Across the material below, how many lines contain the word "podlega"? Give only the number.

________________

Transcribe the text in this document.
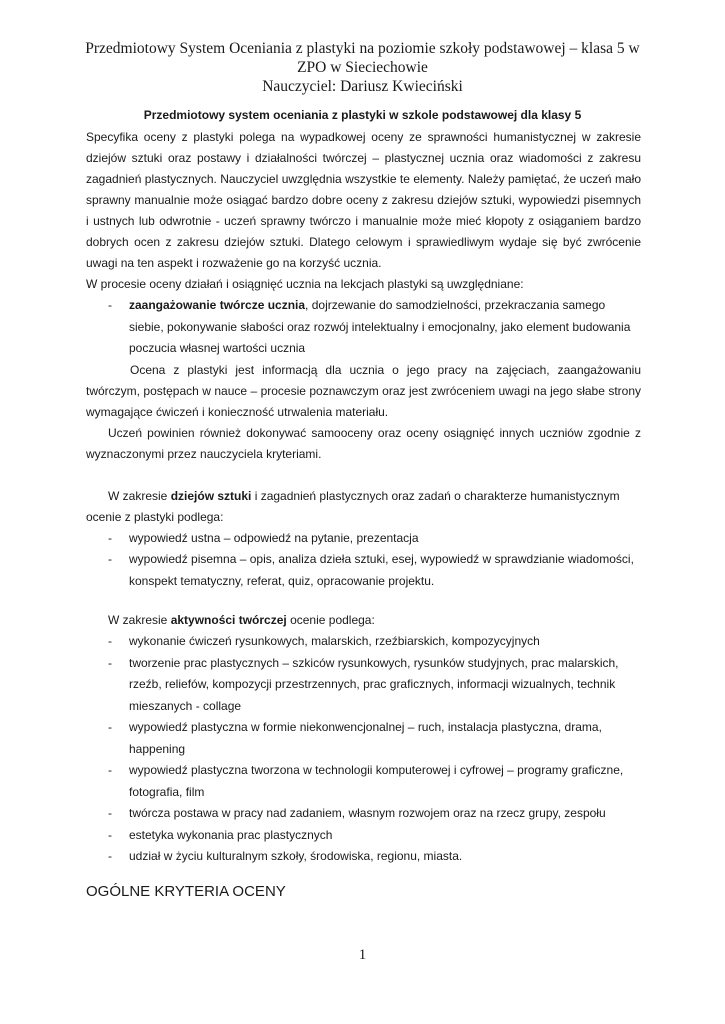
Przedmiotowy System Oceniania z plastyki na poziomie szkoły podstawowej – klasa 5 w
ZPO w Sieciechowie
Nauczyciel: Dariusz Kwieciński
Przedmiotowy system oceniania z plastyki w szkole podstawowej dla klasy 5

Specyfika oceny z plastyki polega na wypadkowej oceny ze sprawności humanistycznej w zakresie dziejów sztuki oraz postawy i działalności twórczej – plastycznej ucznia oraz wiadomości z zakresu zagadnień plastycznych. Nauczyciel uwzględnia wszystkie te elementy. Należy pamiętać, że uczeń mało sprawny manualnie może osiągać bardzo dobre oceny z zakresu dziejów sztuki, wypowiedzi pisemnych i ustnych lub odwrotnie - uczeń sprawny twórczo i manualnie może mieć kłopoty z osiąganiem bardzo dobrych ocen z zakresu dziejów sztuki. Dlatego celowym i sprawiedliwym wydaje się być zwrócenie uwagi na ten aspekt i rozważenie go na korzyść ucznia.

W procesie oceny działań i osiągnięć ucznia na lekcjach plastyki są uwzględniane:

- zaangażowanie twórcze ucznia, dojrzewanie do samodzielności, przekraczania samego siebie, pokonywanie słabości oraz rozwój intelektualny i emocjonalny, jako element budowania poczucia własnej wartości ucznia

Ocena z plastyki jest informacją dla ucznia o jego pracy na zajęciach, zaangażowaniu twórczym, postępach w nauce – procesie poznawczym oraz jest zwróceniem uwagi na jego słabe strony wymagające ćwiczeń i konieczność utrwalenia materiału.

Uczeń powinien również dokonywać samooceny oraz oceny osiągnięć innych uczniów zgodnie z wyznaczonymi przez nauczyciela kryteriami.

W zakresie dziejów sztuki i zagadnień plastycznych oraz zadań o charakterze humanistycznym ocenie z plastyki podlega:

- wypowiedź ustna – odpowiedź na pytanie, prezentacja
- wypowiedź pisemna – opis, analiza dzieła sztuki, esej, wypowiedź w sprawdzianie wiadomości, konspekt tematyczny, referat, quiz, opracowanie projektu.

W zakresie aktywności twórczej ocenie podlega:

- wykonanie ćwiczeń rysunkowych, malarskich, rzeźbiarskich, kompozycyjnych
- tworzenie prac plastycznych – szkiców rysunkowych, rysunków studyjnych, prac malarskich, rzeźb, reliefów, kompozycji przestrzennych, prac graficznych, informacji wizualnych, technik mieszanych - collage
- wypowiedź plastyczna w formie niekonwencjonalnej – ruch, instalacja plastyczna, drama, happening
- wypowiedź plastyczna tworzona w technologii komputerowej i cyfrowej – programy graficzne, fotografia, film
- twórcza postawa w pracy nad zadaniem, własnym rozwojem oraz na rzecz grupy, zespołu
- estetyka wykonania prac plastycznych
- udział w życiu kulturalnym szkoły, środowiska, regionu, miasta.
OGÓLNE KRYTERIA OCENY
1
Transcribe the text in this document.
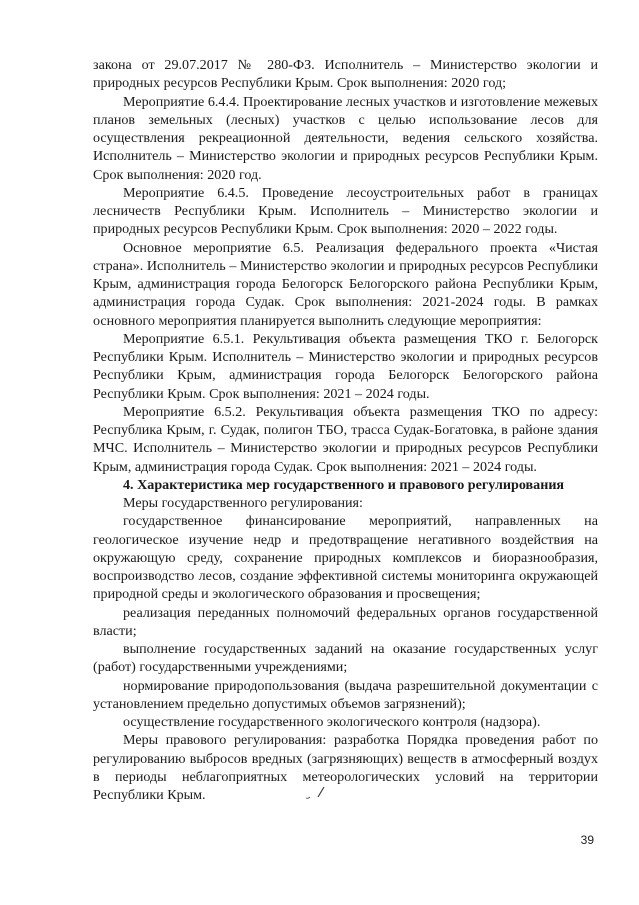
закона от 29.07.2017 № 280-ФЗ. Исполнитель – Министерство экологии и природных ресурсов Республики Крым. Срок выполнения: 2020 год;

Мероприятие 6.4.4. Проектирование лесных участков и изготовление межевых планов земельных (лесных) участков с целью использование лесов для осуществления рекреационной деятельности, ведения сельского хозяйства. Исполнитель – Министерство экологии и природных ресурсов Республики Крым. Срок выполнения: 2020 год.

Мероприятие 6.4.5. Проведение лесоустроительных работ в границах лесничеств Республики Крым. Исполнитель – Министерство экологии и природных ресурсов Республики Крым. Срок выполнения: 2020 – 2022 годы.

Основное мероприятие 6.5. Реализация федерального проекта «Чистая страна». Исполнитель – Министерство экологии и природных ресурсов Республики Крым, администрация города Белогорск Белогорского района Республики Крым, администрация города Судак. Срок выполнения: 2021-2024 годы. В рамках основного мероприятия планируется выполнить следующие мероприятия:

Мероприятие 6.5.1. Рекультивация объекта размещения ТКО г. Белогорск Республики Крым. Исполнитель – Министерство экологии и природных ресурсов Республики Крым, администрация города Белогорск Белогорского района Республики Крым. Срок выполнения: 2021 – 2024 годы.

Мероприятие 6.5.2. Рекультивация объекта размещения ТКО по адресу: Республика Крым, г. Судак, полигон ТБО, трасса Судак-Богатовка, в районе здания МЧС. Исполнитель – Министерство экологии и природных ресурсов Республики Крым, администрация города Судак. Срок выполнения: 2021 – 2024 годы.

4. Характеристика мер государственного и правового регулирования

Меры государственного регулирования:

государственное финансирование мероприятий, направленных на геологическое изучение недр и предотвращение негативного воздействия на окружающую среду, сохранение природных комплексов и биоразнообразия, воспроизводство лесов, создание эффективной системы мониторинга окружающей природной среды и экологического образования и просвещения;

реализация переданных полномочий федеральных органов государственной власти;

выполнение государственных заданий на оказание государственных услуг (работ) государственными учреждениями;

нормирование природопользования (выдача разрешительной документации с установлением предельно допустимых объемов загрязнений);

осуществление государственного экологического контроля (надзора).

Меры правового регулирования: разработка Порядка проведения работ по регулированию выбросов вредных (загрязняющих) веществ в атмосферный воздух в периоды неблагоприятных метеорологических условий на территории Республики Крым.

39
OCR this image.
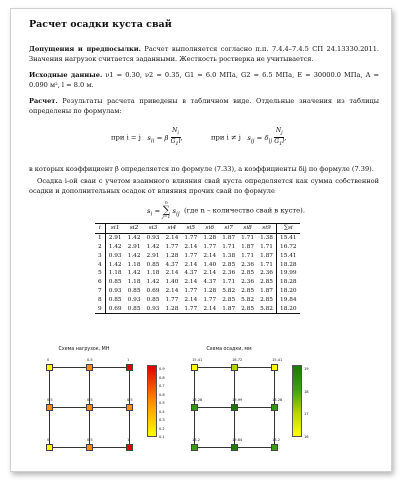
Расчет осадки куста свай
Допущения и предпосылки. Расчет выполняется согласно п.п. 7.4.4–7.4.5 СП 24.13330.2011. Значения нагрузок считается заданными. Жесткость ростверка не учитывается.
Исходные данные. ν1 = 0.30, ν2 = 0.35, G1 = 6.0 МПа, G2 = 6.5 МПа, E = 30000.0 МПа, A = 0.090 м², l = 8.0 м.
Расчет. Результаты расчета приведены в табличном виде. Отдельные значения из таблицы определены по формулам:
при i = j $s_{ii} = \beta \frac{N_i}{G_1l}$ ,	при i ≠ j $s_{ij} = \delta_{ij} \frac{N_j}{G_1l}$ ,
в которых коэффициент β определяется по формуле (7.33), а коэффициенты δij по формуле (7.39).
Осадка i-ой сваи с учетом взаимного влияния свай куста определяется как сумма собственной осадки и дополнительных осадок от влияния прочих свай по формуле
$s_i = n$
∑
j=1 $s_{ij}$ (где n – количество свай в кусте).
i	si1	si2	si3	si4	si5	si6	si7	si8	si9	∑si
1	2.91	1.42	0.93	2.14	1.77	1.28	1.87	1.71	1.38	15.41
2	1.42	2.91	1.42	1.77	2.14	1.77	1.71	1.87	1.71	16.72
3	0.93	1.42	2.91	1.28	1.77	2.14	1.38	1.71	1.87	15.41
4	1.42	1.18	0.85	4.37	2.14	1.40	2.85	2.36	1.71	18.28
5	1.18	1.42	1.18	2.14	4.37	2.14	2.36	2.85	2.36	19.99
6	0.85	1.18	1.42	1.40	2.14	4.37	1.71	2.36	2.85	18.28
7	0.93	0.85	0.69	2.14	1.77	1.28	5.82	2.85	1.87	18.20
8	0.85	0.93	0.85	1.77	2.14	1.77	2.85	5.82	2.85	19.84
9	0.69	0.85	0.93	1.28	1.77	2.14	1.87	2.85	5.82	18.20
Схема нагрузок, МН
0	0.5	1
0.5	0.5	0.5
0	0.5	1
0.9
0.8
0.7
0.6
0.5
0.4
0.3
0.2
0.1
Схема осадки, мм
15.41	16.72	15.41
18.28	19.99	18.28
18.2	19.84	18.2
19
18
17
16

________________

- **Written answer**
2